DIRECTIVE: Report every line below that holds the word "CATTLE".

DATA ROWS:
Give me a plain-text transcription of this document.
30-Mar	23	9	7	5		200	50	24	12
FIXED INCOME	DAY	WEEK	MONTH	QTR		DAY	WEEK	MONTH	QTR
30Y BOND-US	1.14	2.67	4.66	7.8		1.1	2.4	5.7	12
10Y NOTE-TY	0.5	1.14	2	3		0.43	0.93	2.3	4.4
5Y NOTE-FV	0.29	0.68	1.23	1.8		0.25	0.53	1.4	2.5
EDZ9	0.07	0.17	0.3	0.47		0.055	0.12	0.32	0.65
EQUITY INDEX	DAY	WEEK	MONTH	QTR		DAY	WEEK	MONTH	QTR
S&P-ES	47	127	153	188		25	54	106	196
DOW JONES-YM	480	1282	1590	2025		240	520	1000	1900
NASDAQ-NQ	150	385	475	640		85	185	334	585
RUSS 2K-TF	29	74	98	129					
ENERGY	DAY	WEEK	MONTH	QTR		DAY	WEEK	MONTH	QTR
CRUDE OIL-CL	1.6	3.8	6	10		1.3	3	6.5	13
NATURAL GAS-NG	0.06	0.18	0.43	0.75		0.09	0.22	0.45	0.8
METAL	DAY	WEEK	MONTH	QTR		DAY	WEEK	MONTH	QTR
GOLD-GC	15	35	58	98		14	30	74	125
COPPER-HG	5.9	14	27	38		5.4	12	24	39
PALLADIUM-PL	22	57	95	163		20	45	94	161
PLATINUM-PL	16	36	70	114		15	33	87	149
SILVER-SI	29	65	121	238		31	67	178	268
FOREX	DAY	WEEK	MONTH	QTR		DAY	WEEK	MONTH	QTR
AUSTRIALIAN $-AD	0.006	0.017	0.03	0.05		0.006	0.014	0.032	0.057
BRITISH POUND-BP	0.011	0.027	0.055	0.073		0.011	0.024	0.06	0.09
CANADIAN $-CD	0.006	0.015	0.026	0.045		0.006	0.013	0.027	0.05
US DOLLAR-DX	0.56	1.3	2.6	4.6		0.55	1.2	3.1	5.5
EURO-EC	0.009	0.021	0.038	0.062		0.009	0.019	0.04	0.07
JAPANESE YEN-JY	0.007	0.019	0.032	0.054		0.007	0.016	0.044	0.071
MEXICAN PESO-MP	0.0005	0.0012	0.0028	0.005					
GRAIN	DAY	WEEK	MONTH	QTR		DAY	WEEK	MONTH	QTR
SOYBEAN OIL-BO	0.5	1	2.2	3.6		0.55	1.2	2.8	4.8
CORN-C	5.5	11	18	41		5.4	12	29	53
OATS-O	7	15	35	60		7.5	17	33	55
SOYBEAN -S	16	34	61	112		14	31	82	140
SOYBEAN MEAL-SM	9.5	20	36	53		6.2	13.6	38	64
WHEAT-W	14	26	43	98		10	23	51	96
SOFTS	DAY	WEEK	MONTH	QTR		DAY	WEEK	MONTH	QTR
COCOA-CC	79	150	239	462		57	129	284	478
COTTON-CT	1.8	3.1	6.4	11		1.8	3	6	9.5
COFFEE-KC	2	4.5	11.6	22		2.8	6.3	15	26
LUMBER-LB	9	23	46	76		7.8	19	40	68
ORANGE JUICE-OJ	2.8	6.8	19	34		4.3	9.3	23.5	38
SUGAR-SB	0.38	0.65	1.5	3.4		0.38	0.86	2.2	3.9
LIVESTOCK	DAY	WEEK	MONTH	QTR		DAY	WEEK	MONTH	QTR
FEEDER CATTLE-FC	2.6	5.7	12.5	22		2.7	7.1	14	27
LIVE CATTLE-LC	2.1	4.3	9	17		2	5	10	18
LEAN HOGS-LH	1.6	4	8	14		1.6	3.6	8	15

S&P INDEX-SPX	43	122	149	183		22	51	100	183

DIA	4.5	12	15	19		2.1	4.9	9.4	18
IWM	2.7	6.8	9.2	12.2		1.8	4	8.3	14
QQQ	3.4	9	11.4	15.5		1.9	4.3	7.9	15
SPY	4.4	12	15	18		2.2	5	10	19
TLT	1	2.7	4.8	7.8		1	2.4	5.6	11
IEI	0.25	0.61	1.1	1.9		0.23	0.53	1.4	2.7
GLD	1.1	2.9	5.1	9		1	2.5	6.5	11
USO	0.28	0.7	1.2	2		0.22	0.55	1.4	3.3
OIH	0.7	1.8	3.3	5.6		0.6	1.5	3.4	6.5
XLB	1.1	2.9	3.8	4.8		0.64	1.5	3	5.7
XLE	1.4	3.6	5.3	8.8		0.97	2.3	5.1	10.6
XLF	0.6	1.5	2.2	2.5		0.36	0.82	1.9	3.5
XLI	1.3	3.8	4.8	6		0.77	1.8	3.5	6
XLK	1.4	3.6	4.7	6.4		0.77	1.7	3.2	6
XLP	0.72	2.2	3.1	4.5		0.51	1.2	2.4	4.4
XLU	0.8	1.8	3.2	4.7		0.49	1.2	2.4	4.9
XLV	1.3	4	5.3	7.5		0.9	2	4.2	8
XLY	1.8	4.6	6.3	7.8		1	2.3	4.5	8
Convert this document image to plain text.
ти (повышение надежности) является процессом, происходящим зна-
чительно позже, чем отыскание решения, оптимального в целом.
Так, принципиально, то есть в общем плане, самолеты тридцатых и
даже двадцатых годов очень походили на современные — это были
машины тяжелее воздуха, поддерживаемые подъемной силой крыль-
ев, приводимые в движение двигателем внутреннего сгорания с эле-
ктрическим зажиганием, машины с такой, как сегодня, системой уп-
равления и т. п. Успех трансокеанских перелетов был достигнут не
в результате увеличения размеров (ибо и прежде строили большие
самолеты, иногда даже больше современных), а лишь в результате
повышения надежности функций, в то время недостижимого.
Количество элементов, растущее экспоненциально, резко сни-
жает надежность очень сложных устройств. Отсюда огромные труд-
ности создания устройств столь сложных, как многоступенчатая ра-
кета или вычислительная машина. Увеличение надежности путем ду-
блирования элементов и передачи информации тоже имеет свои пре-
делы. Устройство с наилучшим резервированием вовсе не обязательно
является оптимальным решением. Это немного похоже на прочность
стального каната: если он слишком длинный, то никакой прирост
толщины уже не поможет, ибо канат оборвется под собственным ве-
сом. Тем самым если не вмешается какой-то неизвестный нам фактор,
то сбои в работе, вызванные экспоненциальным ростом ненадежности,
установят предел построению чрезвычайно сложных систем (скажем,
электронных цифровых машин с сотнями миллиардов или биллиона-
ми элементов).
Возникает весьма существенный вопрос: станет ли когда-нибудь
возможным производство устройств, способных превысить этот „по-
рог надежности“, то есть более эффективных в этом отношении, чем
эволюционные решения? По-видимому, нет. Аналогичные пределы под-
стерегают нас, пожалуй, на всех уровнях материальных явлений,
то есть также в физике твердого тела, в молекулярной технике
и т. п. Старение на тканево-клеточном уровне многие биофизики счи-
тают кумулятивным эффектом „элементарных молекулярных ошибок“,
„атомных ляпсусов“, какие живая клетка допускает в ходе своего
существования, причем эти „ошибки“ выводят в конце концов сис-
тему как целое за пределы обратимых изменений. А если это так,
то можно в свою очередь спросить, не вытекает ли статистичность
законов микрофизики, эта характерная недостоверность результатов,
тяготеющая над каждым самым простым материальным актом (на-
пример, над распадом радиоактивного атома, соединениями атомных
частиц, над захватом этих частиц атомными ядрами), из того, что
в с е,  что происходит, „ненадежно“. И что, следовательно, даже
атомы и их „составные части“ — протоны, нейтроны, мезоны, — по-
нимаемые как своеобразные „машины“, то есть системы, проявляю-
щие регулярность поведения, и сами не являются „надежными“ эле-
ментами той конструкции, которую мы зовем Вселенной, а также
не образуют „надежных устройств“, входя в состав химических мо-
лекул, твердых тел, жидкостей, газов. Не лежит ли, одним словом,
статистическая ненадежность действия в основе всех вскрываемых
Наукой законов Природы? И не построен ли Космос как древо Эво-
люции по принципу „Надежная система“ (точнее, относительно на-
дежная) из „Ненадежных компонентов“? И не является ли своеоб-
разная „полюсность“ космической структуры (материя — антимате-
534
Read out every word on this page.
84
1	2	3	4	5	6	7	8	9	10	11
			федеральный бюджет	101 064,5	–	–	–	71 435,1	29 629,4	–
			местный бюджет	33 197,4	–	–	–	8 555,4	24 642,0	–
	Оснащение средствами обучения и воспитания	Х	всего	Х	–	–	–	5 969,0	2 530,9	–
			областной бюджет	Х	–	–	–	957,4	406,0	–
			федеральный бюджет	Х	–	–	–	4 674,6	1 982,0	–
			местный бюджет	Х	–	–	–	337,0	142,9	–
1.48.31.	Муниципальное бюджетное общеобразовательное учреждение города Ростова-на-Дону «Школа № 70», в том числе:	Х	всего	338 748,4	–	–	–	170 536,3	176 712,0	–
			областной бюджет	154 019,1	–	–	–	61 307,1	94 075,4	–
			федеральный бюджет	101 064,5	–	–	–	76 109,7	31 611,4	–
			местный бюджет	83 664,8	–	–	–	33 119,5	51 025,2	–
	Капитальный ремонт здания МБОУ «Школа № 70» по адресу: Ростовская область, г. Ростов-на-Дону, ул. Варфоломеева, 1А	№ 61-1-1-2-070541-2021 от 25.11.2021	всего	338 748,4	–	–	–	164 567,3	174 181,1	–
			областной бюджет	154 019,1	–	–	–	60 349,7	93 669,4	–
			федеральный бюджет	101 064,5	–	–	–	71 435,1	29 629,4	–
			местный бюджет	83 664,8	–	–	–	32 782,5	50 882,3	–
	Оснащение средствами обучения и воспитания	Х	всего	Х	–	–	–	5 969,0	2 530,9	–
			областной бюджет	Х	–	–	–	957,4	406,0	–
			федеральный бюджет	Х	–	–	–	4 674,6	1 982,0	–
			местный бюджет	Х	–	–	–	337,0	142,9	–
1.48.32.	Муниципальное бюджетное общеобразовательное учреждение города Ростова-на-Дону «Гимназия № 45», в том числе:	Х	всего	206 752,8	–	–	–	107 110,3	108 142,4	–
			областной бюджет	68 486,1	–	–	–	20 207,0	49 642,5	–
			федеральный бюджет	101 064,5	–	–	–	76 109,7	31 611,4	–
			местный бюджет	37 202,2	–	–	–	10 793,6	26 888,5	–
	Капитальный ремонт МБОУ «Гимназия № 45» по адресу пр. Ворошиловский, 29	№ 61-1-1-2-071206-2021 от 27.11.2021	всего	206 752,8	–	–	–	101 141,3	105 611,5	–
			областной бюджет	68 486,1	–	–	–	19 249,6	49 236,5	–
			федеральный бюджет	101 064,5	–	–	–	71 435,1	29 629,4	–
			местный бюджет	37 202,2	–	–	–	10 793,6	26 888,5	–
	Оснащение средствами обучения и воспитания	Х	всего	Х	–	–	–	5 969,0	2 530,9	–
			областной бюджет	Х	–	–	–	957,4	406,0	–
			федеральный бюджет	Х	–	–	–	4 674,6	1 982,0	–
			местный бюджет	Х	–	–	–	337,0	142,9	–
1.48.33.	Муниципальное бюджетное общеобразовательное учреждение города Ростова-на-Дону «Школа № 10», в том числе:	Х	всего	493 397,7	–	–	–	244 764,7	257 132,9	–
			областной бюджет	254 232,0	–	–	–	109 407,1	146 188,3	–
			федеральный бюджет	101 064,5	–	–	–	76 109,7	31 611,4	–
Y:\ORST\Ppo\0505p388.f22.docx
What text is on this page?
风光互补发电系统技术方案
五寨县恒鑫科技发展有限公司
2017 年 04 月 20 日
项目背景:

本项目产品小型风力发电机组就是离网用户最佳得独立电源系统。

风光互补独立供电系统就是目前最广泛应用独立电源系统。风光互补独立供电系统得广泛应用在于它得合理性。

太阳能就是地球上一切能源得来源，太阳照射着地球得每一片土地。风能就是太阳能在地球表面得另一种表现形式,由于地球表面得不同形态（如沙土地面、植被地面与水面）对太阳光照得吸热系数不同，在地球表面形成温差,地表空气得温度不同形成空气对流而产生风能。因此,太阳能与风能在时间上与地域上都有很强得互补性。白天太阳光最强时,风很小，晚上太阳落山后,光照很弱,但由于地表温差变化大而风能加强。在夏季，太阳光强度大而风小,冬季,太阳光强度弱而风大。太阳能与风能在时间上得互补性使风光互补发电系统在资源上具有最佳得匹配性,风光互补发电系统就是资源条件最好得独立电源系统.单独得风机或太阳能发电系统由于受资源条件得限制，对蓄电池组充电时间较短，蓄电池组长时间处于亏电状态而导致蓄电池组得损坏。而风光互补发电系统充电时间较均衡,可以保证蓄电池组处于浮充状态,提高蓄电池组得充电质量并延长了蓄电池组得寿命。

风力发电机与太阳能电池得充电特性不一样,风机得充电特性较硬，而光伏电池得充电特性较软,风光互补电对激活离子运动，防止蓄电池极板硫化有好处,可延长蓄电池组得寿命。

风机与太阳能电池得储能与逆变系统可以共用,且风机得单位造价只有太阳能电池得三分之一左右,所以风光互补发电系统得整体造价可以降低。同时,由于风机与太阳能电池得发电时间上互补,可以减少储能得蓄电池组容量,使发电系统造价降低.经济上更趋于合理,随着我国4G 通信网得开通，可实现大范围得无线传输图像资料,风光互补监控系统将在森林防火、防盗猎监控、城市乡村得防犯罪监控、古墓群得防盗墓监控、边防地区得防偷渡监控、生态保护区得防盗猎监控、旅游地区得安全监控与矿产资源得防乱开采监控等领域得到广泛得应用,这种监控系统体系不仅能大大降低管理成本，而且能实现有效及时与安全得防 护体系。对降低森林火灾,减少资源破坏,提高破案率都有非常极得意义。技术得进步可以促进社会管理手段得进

COMPLETE ANSWER:
FEEDER CATTLE-FC	2.6	5.7	12.5	22		2.7	7.1	14	27
LIVE CATTLE-LC	2.1	4.3	9	17		2	5	10	18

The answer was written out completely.